─── Task inputs

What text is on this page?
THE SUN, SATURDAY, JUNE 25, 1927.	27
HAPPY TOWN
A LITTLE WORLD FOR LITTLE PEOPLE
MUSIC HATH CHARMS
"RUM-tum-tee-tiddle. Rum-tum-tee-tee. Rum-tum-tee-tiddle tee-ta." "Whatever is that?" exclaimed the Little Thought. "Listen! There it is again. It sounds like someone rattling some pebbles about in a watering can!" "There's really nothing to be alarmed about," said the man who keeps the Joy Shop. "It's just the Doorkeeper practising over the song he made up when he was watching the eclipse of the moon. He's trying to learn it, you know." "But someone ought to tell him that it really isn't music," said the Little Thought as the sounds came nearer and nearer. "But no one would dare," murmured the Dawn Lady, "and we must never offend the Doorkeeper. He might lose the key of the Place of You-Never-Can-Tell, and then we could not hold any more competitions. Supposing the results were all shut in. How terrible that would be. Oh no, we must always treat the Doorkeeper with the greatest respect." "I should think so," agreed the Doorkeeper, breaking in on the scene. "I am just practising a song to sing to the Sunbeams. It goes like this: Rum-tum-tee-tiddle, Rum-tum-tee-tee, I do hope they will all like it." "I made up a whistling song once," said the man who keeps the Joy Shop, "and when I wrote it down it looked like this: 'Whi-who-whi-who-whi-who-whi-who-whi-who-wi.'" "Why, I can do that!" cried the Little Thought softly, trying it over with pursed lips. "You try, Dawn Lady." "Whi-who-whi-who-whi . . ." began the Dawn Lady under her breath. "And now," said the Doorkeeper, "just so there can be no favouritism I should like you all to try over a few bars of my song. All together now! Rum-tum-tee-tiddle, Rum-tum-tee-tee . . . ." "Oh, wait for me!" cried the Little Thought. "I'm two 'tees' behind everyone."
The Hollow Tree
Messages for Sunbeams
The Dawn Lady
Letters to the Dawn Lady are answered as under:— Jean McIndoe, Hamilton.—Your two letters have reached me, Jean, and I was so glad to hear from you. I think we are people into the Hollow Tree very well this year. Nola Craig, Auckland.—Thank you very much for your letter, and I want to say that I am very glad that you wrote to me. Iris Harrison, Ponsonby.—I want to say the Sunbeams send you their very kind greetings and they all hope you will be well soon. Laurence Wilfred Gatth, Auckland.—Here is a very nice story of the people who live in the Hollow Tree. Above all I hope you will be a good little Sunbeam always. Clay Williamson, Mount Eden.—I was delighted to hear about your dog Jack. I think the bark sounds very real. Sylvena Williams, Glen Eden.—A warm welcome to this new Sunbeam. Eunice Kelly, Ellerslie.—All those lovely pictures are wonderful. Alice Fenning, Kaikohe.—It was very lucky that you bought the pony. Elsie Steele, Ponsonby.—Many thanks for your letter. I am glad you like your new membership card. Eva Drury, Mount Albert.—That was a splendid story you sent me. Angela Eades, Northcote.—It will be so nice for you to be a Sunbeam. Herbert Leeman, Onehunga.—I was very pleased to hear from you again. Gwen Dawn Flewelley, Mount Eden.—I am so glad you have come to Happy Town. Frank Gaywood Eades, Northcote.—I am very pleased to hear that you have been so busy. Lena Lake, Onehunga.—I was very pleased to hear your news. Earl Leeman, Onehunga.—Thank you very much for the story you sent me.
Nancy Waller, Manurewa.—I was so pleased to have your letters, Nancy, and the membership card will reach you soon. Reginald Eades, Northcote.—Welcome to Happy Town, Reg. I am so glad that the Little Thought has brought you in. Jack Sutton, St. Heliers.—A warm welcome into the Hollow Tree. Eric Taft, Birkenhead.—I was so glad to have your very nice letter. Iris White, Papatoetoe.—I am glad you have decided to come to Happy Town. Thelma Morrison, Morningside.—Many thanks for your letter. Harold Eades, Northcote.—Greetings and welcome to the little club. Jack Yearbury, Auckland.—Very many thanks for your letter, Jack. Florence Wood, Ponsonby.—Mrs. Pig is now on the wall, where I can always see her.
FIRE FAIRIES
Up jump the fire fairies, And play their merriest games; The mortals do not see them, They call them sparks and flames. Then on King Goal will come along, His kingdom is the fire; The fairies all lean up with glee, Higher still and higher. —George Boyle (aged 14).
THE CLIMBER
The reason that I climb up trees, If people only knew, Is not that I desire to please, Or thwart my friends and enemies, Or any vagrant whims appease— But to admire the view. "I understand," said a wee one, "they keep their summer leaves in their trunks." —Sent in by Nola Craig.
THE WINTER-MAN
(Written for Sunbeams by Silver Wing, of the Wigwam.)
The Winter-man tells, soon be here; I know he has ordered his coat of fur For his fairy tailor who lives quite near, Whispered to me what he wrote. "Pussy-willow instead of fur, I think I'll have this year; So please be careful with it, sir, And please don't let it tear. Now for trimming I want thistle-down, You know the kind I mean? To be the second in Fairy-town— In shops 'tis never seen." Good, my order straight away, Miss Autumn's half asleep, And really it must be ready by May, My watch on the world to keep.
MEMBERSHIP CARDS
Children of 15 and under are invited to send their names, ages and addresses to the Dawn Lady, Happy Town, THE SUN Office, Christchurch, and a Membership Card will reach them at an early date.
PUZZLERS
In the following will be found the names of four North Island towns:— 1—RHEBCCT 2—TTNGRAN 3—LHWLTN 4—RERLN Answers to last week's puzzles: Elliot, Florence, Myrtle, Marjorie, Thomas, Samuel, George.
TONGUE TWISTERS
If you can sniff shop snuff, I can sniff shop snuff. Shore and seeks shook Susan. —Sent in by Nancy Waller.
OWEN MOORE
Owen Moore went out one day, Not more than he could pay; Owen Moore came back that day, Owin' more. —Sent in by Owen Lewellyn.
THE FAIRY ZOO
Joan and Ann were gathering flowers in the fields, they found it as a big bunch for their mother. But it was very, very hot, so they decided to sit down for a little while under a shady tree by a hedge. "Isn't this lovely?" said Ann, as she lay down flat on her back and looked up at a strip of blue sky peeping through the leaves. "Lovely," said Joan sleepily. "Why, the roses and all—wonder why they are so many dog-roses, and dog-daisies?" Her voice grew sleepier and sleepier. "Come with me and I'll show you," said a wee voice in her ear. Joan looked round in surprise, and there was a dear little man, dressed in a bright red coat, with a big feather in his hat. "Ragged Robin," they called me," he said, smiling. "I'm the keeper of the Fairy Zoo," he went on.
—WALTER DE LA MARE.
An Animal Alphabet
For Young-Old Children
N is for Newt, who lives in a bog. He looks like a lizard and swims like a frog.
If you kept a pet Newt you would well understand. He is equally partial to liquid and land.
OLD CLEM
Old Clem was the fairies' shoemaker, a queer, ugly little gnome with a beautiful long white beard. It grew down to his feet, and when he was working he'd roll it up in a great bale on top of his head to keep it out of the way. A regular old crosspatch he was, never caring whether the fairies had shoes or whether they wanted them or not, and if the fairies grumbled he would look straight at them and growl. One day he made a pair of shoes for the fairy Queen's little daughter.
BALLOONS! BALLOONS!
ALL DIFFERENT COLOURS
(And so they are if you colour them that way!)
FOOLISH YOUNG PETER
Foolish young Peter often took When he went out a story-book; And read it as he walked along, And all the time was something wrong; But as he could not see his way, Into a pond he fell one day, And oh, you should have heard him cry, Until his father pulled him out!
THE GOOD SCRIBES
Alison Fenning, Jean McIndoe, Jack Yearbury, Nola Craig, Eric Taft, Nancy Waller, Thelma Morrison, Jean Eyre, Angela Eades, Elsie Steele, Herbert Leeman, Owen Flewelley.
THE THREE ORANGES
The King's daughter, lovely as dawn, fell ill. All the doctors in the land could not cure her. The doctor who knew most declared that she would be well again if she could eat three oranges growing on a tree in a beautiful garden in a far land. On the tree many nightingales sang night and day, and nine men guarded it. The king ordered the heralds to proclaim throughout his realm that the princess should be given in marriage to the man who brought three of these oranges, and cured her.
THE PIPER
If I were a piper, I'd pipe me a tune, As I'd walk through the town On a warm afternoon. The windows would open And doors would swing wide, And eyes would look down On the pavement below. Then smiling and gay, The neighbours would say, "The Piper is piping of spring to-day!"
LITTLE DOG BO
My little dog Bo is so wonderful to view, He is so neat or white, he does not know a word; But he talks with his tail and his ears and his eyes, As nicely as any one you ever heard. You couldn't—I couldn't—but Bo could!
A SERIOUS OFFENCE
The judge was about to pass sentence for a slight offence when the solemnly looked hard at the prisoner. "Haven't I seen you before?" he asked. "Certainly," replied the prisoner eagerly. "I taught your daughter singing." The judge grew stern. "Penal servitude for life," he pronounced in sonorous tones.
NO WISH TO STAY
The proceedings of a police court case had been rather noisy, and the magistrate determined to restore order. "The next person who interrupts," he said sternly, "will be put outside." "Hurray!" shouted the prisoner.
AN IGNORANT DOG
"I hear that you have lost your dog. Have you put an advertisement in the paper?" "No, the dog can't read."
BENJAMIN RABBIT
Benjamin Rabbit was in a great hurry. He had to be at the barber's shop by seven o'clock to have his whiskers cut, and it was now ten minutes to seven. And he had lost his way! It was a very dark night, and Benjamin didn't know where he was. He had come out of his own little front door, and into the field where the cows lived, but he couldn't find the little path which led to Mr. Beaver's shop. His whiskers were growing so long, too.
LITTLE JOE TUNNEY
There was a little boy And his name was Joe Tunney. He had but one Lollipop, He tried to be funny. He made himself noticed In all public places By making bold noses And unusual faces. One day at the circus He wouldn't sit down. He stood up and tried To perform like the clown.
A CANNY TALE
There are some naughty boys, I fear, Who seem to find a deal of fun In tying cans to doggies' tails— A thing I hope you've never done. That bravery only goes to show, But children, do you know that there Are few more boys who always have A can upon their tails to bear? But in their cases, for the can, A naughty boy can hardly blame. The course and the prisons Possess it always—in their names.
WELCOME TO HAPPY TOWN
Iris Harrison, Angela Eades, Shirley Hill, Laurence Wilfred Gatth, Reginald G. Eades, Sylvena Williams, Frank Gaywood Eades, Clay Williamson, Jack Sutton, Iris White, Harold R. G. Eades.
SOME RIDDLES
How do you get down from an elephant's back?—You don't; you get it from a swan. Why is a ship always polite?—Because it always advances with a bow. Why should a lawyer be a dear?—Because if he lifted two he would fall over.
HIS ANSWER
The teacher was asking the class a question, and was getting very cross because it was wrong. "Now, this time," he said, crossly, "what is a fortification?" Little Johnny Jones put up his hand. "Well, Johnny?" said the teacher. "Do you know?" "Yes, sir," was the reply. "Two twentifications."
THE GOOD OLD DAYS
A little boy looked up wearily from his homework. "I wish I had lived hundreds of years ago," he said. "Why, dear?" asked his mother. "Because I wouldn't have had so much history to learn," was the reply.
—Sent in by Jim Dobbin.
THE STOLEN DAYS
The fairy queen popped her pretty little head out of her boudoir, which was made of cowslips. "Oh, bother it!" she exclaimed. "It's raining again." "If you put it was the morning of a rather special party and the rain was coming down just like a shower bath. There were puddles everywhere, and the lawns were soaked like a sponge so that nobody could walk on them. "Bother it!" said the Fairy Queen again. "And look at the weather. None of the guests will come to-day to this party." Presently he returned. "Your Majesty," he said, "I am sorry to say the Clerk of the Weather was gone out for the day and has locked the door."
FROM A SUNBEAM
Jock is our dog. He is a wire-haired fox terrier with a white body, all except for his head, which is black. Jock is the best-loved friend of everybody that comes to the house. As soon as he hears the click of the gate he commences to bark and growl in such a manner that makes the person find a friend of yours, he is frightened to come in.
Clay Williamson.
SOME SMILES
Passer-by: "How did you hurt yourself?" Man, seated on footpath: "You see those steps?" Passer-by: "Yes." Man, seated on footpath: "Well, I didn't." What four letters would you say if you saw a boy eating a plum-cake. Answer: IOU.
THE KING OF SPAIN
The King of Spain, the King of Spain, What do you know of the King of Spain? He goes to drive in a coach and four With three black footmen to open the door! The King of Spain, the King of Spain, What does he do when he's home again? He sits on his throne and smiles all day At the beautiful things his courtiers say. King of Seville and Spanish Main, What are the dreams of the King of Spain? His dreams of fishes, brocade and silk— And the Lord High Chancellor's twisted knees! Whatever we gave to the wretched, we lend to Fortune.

──────

**Your task**:
Each line above that includes "seen" should be shown.

**Response to this task**:
The Winter-man tells, soon be here; I know he has ordered his coat of fur For his fairy tailor who lives quite near, Whispered to me what he wrote. "Pussy-willow instead of fur, I think I'll have this year; So please be careful with it, sir, And please don't let it tear. Now for trimming I want thistle-down, You know the kind I mean? To be the second in Fairy-town— In shops 'tis never seen." Good, my order straight away, Miss Autumn's half asleep, And really it must be ready by May, My watch on the world to keep.
The judge was about to pass sentence for a slight offence when the solemnly looked hard at the prisoner. "Haven't I seen you before?" he asked. "Certainly," replied the prisoner eagerly. "I taught your daughter singing." The judge grew stern. "Penal servitude for life," he pronounced in sonorous tones.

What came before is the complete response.